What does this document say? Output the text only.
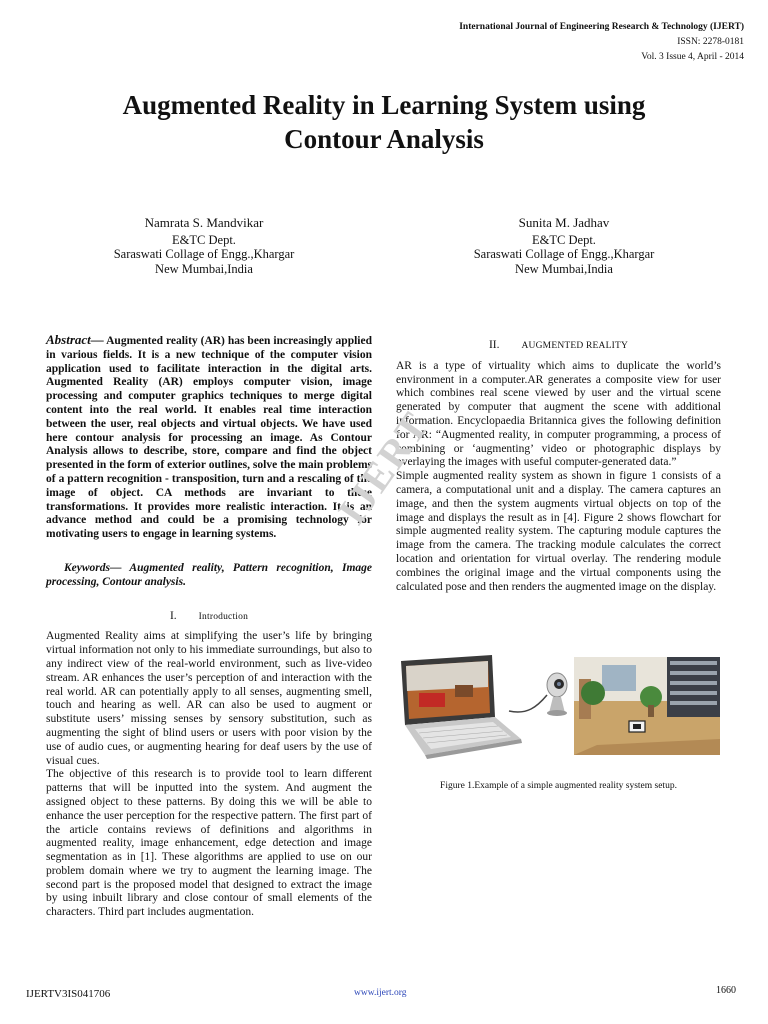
International Journal of Engineering Research & Technology (IJERT)
ISSN: 2278-0181
Vol. 3 Issue 4, April - 2014
Augmented Reality in Learning System using
Contour Analysis
Namrata S. Mandvikar
E&TC Dept.
Saraswati Collage of Engg.,Khargar
New Mumbai,India
Sunita M. Jadhav
E&TC Dept.
Saraswati Collage of Engg.,Khargar
New Mumbai,India

Abstract— Augmented reality (AR) has been increasingly applied in various fields. It is a new technique of the computer vision application used to facilitate interaction in the digital arts. Augmented Reality (AR) employs computer vision, image processing and computer graphics techniques to merge digital content into the real world. It enables real time interaction between the user, real objects and virtual objects. We have used here contour analysis for processing an image. As Contour Analysis allows to describe, store, compare and find the object presented in the form of exterior outlines, solve the main problems of a pattern recognition - transposition, turn and a rescaling of the image of object. CA methods are invariant to these transformations. It provides more realistic interaction. It is an advance method and could be a promising technology for motivating users to engage in learning systems.

Keywords— Augmented reality, Pattern recognition, Image processing, Contour analysis.

I. Introduction

Augmented Reality aims at simplifying the user’s life by bringing virtual information not only to his immediate surroundings, but also to any indirect view of the real-world environment, such as live-video stream. AR enhances the user’s perception of and interaction with the real world. AR can potentially apply to all senses, augmenting smell, touch and hearing as well. AR can also be used to augment or substitute users’ missing senses by sensory substitution, such as augmenting the sight of blind users or users with poor vision by the use of audio cues, or augmenting hearing for deaf users by the use of visual cues.

The objective of this research is to provide tool to learn different patterns that will be inputted into the system. And augment the assigned object to these patterns. By doing this we will be able to enhance the user perception for the respective pattern. The first part of the article contains reviews of definitions and algorithms in augmented reality, image enhancement, edge detection and image segmentation as in [1]. These algorithms are applied to use on our problem domain where we try to augment the learning image. The second part is the proposed model that designed to extract the image by using inbuilt library and close contour of small elements of the characters. Third part includes augmentation.

II. AUGMENTED REALITY

AR is a type of virtuality which aims to duplicate the world’s environment in a computer.AR generates a composite view for user which combines real scene viewed by user and the virtual scene generated by computer that augment the scene with additional information. Encyclopaedia Britannica gives the following definition for AR: “Augmented reality, in computer programming, a process of combining or ‘augmenting’ video or photographic displays by overlaying the images with useful computer-generated data.”

Simple augmented reality system as shown in figure 1 consists of a camera, a computational unit and a display. The camera captures an image, and then the system augments virtual objects on top of the image and displays the result as in [4]. Figure 2 shows flowchart for simple augmented reality system. The capturing module captures the image from the camera. The tracking module calculates the correct location and orientation for virtual overlay. The rendering module combines the original image and the virtual components using the calculated pose and then renders the augmented image on the display.

Figure 1.Example of a simple augmented reality system setup.
IJERT
IJERTV3IS041706	www.ijert.org	1660
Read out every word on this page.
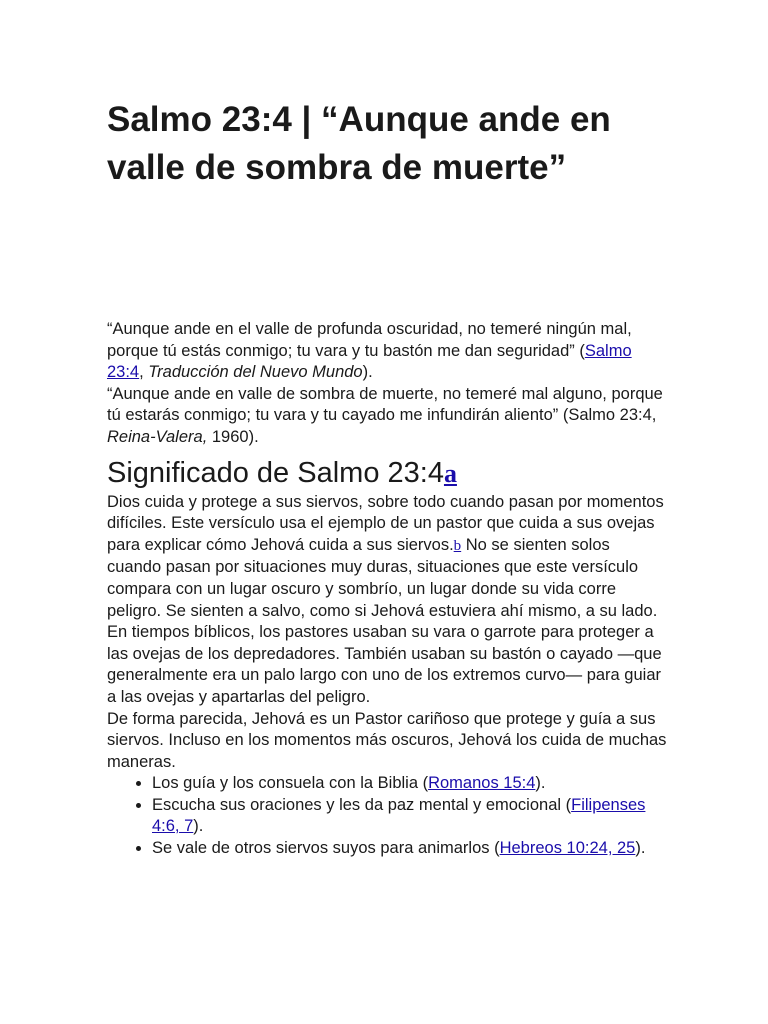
Salmo 23:4 | “Aunque ande en valle de sombra de muerte”

“Aunque ande en el valle de profunda oscuridad, no temeré ningún mal, porque tú estás conmigo; tu vara y tu bastón me dan seguridad” (Salmo 23:4, Traducción del Nuevo Mundo).

“Aunque ande en valle de sombra de muerte, no temeré mal alguno, porque tú estarás conmigo; tu vara y tu cayado me infundirán aliento” (Salmo 23:4, Reina-Valera, 1960).

Significado de Salmo 23:4a

Dios cuida y protege a sus siervos, sobre todo cuando pasan por momentos difíciles. Este versículo usa el ejemplo de un pastor que cuida a sus ovejas para explicar cómo Jehová cuida a sus siervos.b No se sienten solos cuando pasan por situaciones muy duras, situaciones que este versículo compara con un lugar oscuro y sombrío, un lugar donde su vida corre peligro. Se sienten a salvo, como si Jehová estuviera ahí mismo, a su lado.

En tiempos bíblicos, los pastores usaban su vara o garrote para proteger a las ovejas de los depredadores. También usaban su bastón o cayado —que generalmente era un palo largo con uno de los extremos curvo— para guiar a las ovejas y apartarlas del peligro.

De forma parecida, Jehová es un Pastor cariñoso que protege y guía a sus siervos. Incluso en los momentos más oscuros, Jehová los cuida de muchas maneras.

• Los guía y los consuela con la Biblia (Romanos 15:4).
• Escucha sus oraciones y les da paz mental y emocional (Filipenses 4:6, 7).
• Se vale de otros siervos suyos para animarlos (Hebreos 10:24, 25).
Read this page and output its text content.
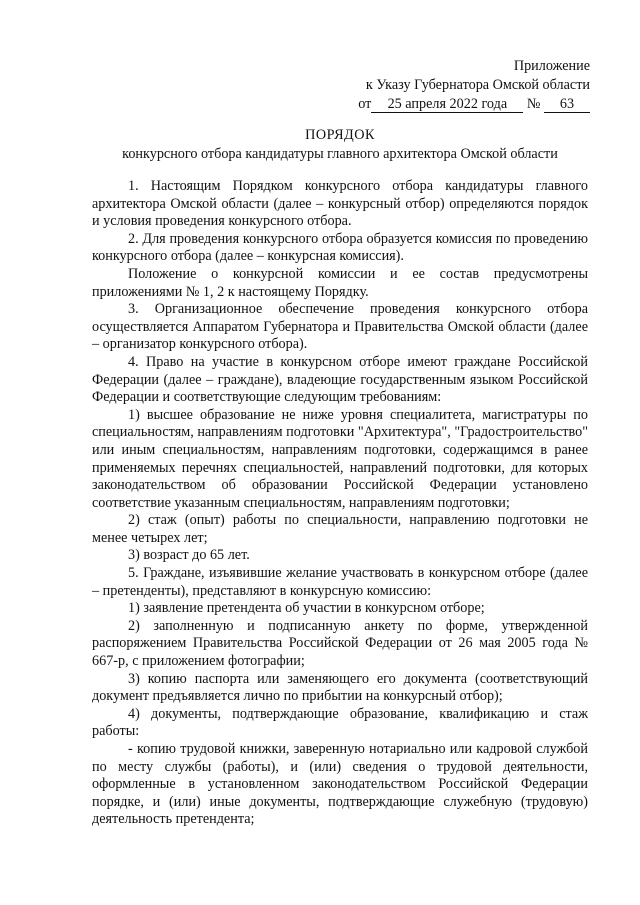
Приложение
к Указу Губернатора Омской области
от 25 апреля 2022 года № 63
ПОРЯДОК
конкурсного отбора кандидатуры главного архитектора Омской области

1. Настоящим Порядком конкурсного отбора кандидатуры главного архитектора Омской области (далее – конкурсный отбор) определяются порядок и условия проведения конкурсного отбора.

2. Для проведения конкурсного отбора образуется комиссия по проведению конкурсного отбора (далее – конкурсная комиссия).

Положение о конкурсной комиссии и ее состав предусмотрены приложениями № 1, 2 к настоящему Порядку.

3. Организационное обеспечение проведения конкурсного отбора осуществляется Аппаратом Губернатора и Правительства Омской области (далее – организатор конкурсного отбора).

4. Право на участие в конкурсном отборе имеют граждане Российской Федерации (далее – граждане), владеющие государственным языком Российской Федерации и соответствующие следующим требованиям:

1) высшее образование не ниже уровня специалитета, магистратуры по специальностям, направлениям подготовки "Архитектура", "Градостроительство" или иным специальностям, направлениям подготовки, содержащимся в ранее применяемых перечнях специальностей, направлений подготовки, для которых законодательством об образовании Российской Федерации установлено соответствие указанным специальностям, направлениям подготовки;

2) стаж (опыт) работы по специальности, направлению подготовки не менее четырех лет;

3) возраст до 65 лет.

5. Граждане, изъявившие желание участвовать в конкурсном отборе (далее – претенденты), представляют в конкурсную комиссию:

1) заявление претендента об участии в конкурсном отборе;

2) заполненную и подписанную анкету по форме, утвержденной распоряжением Правительства Российской Федерации от 26 мая 2005 года № 667-р, с приложением фотографии;

3) копию паспорта или заменяющего его документа (соответствующий документ предъявляется лично по прибытии на конкурсный отбор);

4) документы, подтверждающие образование, квалификацию и стаж работы:

- копию трудовой книжки, заверенную нотариально или кадровой службой по месту службы (работы), и (или) сведения о трудовой деятельности, оформленные в установленном законодательством Российской Федерации порядке, и (или) иные документы, подтверждающие служебную (трудовую) деятельность претендента;
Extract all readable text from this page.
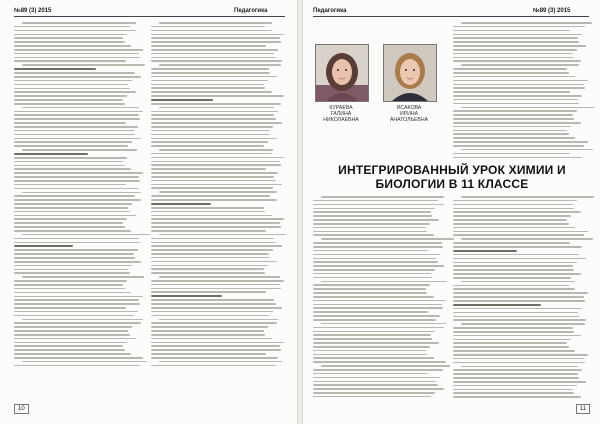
№89 (3) 2015	Педагогика
10
Педагогика	№89 (3) 2015
КУРАЕВА
ГАЛИНА
НИКОЛАЕВНА
ИСАКОВА
ИРИНА
АНАТОЛЬЕВНА
11
ИНТЕГРИРОВАННЫЙ УРОК ХИМИИ И
БИОЛОГИИ В 11 КЛАССЕ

· · · ·

[Task instructions]:
Sift the material for lines with the string "ande". Copy each one found.

[Finished task]:
Salmo 23:4 | “Aunque ande en valle de sombra de muerte”
“Aunque ande en el valle de profunda oscuridad, no temeré ningún mal, porque tú estás conmigo; tu vara y tu bastón me dan seguridad” (Salmo 23:4, Traducción del Nuevo Mundo).
“Aunque ande en valle de sombra de muerte, no temeré mal alguno, porque tú estarás conmigo; tu vara y tu cayado me infundirán aliento” (Salmo 23:4, Reina-Valera, 1960).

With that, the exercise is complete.